* [STATED PROBLEM]
Repeat all of the material exactly as given.

Figure dataset records
* * * * * * * * *

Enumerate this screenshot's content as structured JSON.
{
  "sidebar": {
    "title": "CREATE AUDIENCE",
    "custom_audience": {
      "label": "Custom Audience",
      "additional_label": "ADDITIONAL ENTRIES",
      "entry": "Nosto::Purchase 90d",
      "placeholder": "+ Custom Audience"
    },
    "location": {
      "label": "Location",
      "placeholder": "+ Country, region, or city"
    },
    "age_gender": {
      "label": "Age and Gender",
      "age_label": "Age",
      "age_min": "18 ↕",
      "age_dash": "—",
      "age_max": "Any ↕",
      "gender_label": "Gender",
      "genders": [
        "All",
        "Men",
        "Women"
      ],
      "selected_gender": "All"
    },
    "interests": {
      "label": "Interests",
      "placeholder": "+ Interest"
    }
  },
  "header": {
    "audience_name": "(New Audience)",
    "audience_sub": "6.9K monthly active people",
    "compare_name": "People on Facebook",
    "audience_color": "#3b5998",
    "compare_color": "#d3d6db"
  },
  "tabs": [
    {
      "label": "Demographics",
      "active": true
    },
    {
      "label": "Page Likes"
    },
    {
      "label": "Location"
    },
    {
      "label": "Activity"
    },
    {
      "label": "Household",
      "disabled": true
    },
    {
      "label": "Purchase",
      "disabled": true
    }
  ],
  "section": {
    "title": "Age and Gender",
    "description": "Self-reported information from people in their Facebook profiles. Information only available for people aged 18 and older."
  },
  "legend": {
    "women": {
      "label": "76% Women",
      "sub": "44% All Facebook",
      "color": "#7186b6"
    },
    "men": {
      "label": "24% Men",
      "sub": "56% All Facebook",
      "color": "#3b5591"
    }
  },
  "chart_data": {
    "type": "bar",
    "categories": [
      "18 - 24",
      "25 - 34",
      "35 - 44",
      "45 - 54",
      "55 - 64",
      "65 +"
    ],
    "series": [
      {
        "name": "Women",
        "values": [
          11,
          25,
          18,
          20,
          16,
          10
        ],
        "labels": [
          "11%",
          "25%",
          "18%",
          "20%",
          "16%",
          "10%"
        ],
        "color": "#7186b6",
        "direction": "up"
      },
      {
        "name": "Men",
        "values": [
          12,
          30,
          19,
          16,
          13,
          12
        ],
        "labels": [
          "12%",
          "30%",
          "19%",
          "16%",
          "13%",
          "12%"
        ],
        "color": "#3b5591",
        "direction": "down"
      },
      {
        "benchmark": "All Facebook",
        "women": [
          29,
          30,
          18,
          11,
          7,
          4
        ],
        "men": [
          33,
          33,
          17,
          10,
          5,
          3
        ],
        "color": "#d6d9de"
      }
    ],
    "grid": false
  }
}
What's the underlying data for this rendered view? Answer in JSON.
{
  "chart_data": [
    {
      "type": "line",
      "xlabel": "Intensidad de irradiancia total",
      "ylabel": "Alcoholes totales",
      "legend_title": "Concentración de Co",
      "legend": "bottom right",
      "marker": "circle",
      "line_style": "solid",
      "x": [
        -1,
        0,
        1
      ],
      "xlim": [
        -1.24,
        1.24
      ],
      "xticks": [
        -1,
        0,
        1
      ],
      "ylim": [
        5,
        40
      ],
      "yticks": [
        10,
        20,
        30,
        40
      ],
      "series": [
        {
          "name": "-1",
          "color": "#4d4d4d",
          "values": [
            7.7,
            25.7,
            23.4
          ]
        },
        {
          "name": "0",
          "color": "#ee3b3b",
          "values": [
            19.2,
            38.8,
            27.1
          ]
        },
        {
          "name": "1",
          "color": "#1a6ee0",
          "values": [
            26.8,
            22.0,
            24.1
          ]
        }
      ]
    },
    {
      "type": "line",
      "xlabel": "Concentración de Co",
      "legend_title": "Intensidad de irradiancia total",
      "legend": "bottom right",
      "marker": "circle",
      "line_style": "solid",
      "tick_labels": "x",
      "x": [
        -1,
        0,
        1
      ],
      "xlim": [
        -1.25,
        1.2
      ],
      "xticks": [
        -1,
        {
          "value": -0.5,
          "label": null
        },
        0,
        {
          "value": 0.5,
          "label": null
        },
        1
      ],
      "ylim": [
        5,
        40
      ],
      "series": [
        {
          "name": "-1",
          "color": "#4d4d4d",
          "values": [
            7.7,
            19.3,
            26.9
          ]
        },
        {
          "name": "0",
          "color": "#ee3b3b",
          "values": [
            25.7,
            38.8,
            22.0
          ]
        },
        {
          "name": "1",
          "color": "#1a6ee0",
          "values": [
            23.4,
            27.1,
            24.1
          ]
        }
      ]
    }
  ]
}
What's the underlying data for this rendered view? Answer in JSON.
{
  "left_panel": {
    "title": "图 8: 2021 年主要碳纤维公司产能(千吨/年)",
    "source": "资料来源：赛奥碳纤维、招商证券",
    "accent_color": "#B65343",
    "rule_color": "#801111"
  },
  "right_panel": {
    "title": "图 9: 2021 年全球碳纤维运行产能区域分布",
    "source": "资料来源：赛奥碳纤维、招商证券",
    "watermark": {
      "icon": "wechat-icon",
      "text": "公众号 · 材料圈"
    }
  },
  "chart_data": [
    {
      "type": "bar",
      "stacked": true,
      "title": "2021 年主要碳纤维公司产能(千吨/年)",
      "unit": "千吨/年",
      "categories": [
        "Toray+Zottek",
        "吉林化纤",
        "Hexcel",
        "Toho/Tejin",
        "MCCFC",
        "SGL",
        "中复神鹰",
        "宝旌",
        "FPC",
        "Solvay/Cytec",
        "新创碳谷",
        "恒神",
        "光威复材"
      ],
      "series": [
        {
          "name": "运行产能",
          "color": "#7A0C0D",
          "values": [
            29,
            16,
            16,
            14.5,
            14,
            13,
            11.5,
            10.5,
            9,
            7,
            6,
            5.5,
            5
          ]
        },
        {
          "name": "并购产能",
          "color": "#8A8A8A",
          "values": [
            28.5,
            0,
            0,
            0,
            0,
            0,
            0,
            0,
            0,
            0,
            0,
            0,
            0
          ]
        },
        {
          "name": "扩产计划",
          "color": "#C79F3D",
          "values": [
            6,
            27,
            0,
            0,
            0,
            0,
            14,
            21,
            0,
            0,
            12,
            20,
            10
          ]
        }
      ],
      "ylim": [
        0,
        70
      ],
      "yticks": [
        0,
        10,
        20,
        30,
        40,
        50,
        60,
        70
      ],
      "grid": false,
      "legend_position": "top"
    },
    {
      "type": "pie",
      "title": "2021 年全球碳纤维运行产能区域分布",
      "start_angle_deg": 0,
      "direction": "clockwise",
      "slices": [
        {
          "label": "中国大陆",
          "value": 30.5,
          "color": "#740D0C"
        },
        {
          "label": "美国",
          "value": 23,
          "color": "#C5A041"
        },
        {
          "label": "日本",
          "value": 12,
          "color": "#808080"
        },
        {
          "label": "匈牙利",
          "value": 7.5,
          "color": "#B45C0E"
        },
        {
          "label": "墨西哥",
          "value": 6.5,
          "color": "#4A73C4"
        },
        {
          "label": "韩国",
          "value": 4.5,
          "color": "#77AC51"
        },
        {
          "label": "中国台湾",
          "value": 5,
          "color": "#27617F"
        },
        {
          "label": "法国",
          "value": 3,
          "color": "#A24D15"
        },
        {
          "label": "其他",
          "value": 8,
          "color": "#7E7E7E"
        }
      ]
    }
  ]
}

* * * * * * * * *

* [OUTPUT]
Enumerate this screenshot's content as structured JSON.
{
  "sidebar": {
    "title": "CREATE AUDIENCE",
    "custom_audience": {
      "label": "Custom Audience",
      "additional_label": "ADDITIONAL ENTRIES",
      "entry": "Nosto::Purchase 90d",
      "placeholder": "+ Custom Audience"
    },
    "location": {
      "label": "Location",
      "placeholder": "+ Country, region, or city"
    },
    "age_gender": {
      "label": "Age and Gender",
      "age_label": "Age",
      "age_min": "18 ↕",
      "age_dash": "—",
      "age_max": "Any ↕",
      "gender_label": "Gender",
      "genders": [
        "All",
        "Men",
        "Women"
      ],
      "selected_gender": "All"
    },
    "interests": {
      "label": "Interests",
      "placeholder": "+ Interest"
    }
  },
  "header": {
    "audience_name": "(New Audience)",
    "audience_sub": "6.9K monthly active people",
    "compare_name": "People on Facebook",
    "audience_color": "#3b5998",
    "compare_color": "#d3d6db"
  },
  "tabs": [
    {
      "label": "Demographics",
      "active": true
    },
    {
      "label": "Page Likes"
    },
    {
      "label": "Location"
    },
    {
      "label": "Activity"
    },
    {
      "label": "Household",
      "disabled": true
    },
    {
      "label": "Purchase",
      "disabled": true
    }
  ],
  "section": {
    "title": "Age and Gender",
    "description": "Self-reported information from people in their Facebook profiles. Information only available for people aged 18 and older."
  },
  "legend": {
    "women": {
      "label": "76% Women",
      "sub": "44% All Facebook",
      "color": "#7186b6"
    },
    "men": {
      "label": "24% Men",
      "sub": "56% All Facebook",
      "color": "#3b5591"
    }
  },
  "chart_data": {
    "type": "bar",
    "categories": [
      "18 - 24",
      "25 - 34",
      "35 - 44",
      "45 - 54",
      "55 - 64",
      "65 +"
    ],
    "series": [
      {
        "name": "Women",
        "values": [
          11,
          25,
          18,
          20,
          16,
          10
        ],
        "labels": [
          "11%",
          "25%",
          "18%",
          "20%",
          "16%",
          "10%"
        ],
        "color": "#7186b6",
        "direction": "up"
      },
      {
        "name": "Men",
        "values": [
          12,
          30,
          19,
          16,
          13,
          12
        ],
        "labels": [
          "12%",
          "30%",
          "19%",
          "16%",
          "13%",
          "12%"
        ],
        "color": "#3b5591",
        "direction": "down"
      },
      {
        "benchmark": "All Facebook",
        "women": [
          29,
          30,
          18,
          11,
          7,
          4
        ],
        "men": [
          33,
          33,
          17,
          10,
          5,
          3
        ],
        "color": "#d6d9de"
      }
    ],
    "grid": false
  }
}
What's the underlying data for this rendered view? Answer in JSON.
{
  "chart_data": [
    {
      "type": "line",
      "xlabel": "Intensidad de irradiancia total",
      "ylabel": "Alcoholes totales",
      "legend_title": "Concentración de Co",
      "legend": "bottom right",
      "marker": "circle",
      "line_style": "solid",
      "x": [
        -1,
        0,
        1
      ],
      "xlim": [
        -1.24,
        1.24
      ],
      "xticks": [
        -1,
        0,
        1
      ],
      "ylim": [
        5,
        40
      ],
      "yticks": [
        10,
        20,
        30,
        40
      ],
      "series": [
        {
          "name": "-1",
          "color": "#4d4d4d",
          "values": [
            7.7,
            25.7,
            23.4
          ]
        },
        {
          "name": "0",
          "color": "#ee3b3b",
          "values": [
            19.2,
            38.8,
            27.1
          ]
        },
        {
          "name": "1",
          "color": "#1a6ee0",
          "values": [
            26.8,
            22.0,
            24.1
          ]
        }
      ]
    },
    {
      "type": "line",
      "xlabel": "Concentración de Co",
      "legend_title": "Intensidad de irradiancia total",
      "legend": "bottom right",
      "marker": "circle",
      "line_style": "solid",
      "tick_labels": "x",
      "x": [
        -1,
        0,
        1
      ],
      "xlim": [
        -1.25,
        1.2
      ],
      "xticks": [
        -1,
        {
          "value": -0.5,
          "label": null
        },
        0,
        {
          "value": 0.5,
          "label": null
        },
        1
      ],
      "ylim": [
        5,
        40
      ],
      "series": [
        {
          "name": "-1",
          "color": "#4d4d4d",
          "values": [
            7.7,
            19.3,
            26.9
          ]
        },
        {
          "name": "0",
          "color": "#ee3b3b",
          "values": [
            25.7,
            38.8,
            22.0
          ]
        },
        {
          "name": "1",
          "color": "#1a6ee0",
          "values": [
            23.4,
            27.1,
            24.1
          ]
        }
      ]
    }
  ]
}
What's the underlying data for this rendered view? Answer in JSON.
{
  "left_panel": {
    "title": "图 8: 2021 年主要碳纤维公司产能(千吨/年)",
    "source": "资料来源：赛奥碳纤维、招商证券",
    "accent_color": "#B65343",
    "rule_color": "#801111"
  },
  "right_panel": {
    "title": "图 9: 2021 年全球碳纤维运行产能区域分布",
    "source": "资料来源：赛奥碳纤维、招商证券",
    "watermark": {
      "icon": "wechat-icon",
      "text": "公众号 · 材料圈"
    }
  },
  "chart_data": [
    {
      "type": "bar",
      "stacked": true,
      "title": "2021 年主要碳纤维公司产能(千吨/年)",
      "unit": "千吨/年",
      "categories": [
        "Toray+Zottek",
        "吉林化纤",
        "Hexcel",
        "Toho/Tejin",
        "MCCFC",
        "SGL",
        "中复神鹰",
        "宝旌",
        "FPC",
        "Solvay/Cytec",
        "新创碳谷",
        "恒神",
        "光威复材"
      ],
      "series": [
        {
          "name": "运行产能",
          "color": "#7A0C0D",
          "values": [
            29,
            16,
            16,
            14.5,
            14,
            13,
            11.5,
            10.5,
            9,
            7,
            6,
            5.5,
            5
          ]
        },
        {
          "name": "并购产能",
          "color": "#8A8A8A",
          "values": [
            28.5,
            0,
            0,
            0,
            0,
            0,
            0,
            0,
            0,
            0,
            0,
            0,
            0
          ]
        },
        {
          "name": "扩产计划",
          "color": "#C79F3D",
          "values": [
            6,
            27,
            0,
            0,
            0,
            0,
            14,
            21,
            0,
            0,
            12,
            20,
            10
          ]
        }
      ],
      "ylim": [
        0,
        70
      ],
      "yticks": [
        0,
        10,
        20,
        30,
        40,
        50,
        60,
        70
      ],
      "grid": false,
      "legend_position": "top"
    },
    {
      "type": "pie",
      "title": "2021 年全球碳纤维运行产能区域分布",
      "start_angle_deg": 0,
      "direction": "clockwise",
      "slices": [
        {
          "label": "中国大陆",
          "value": 30.5,
          "color": "#740D0C"
        },
        {
          "label": "美国",
          "value": 23,
          "color": "#C5A041"
        },
        {
          "label": "日本",
          "value": 12,
          "color": "#808080"
        },
        {
          "label": "匈牙利",
          "value": 7.5,
          "color": "#B45C0E"
        },
        {
          "label": "墨西哥",
          "value": 6.5,
          "color": "#4A73C4"
        },
        {
          "label": "韩国",
          "value": 4.5,
          "color": "#77AC51"
        },
        {
          "label": "中国台湾",
          "value": 5,
          "color": "#27617F"
        },
        {
          "label": "法国",
          "value": 3,
          "color": "#A24D15"
        },
        {
          "label": "其他",
          "value": 8,
          "color": "#7E7E7E"
        }
      ]
    }
  ]
}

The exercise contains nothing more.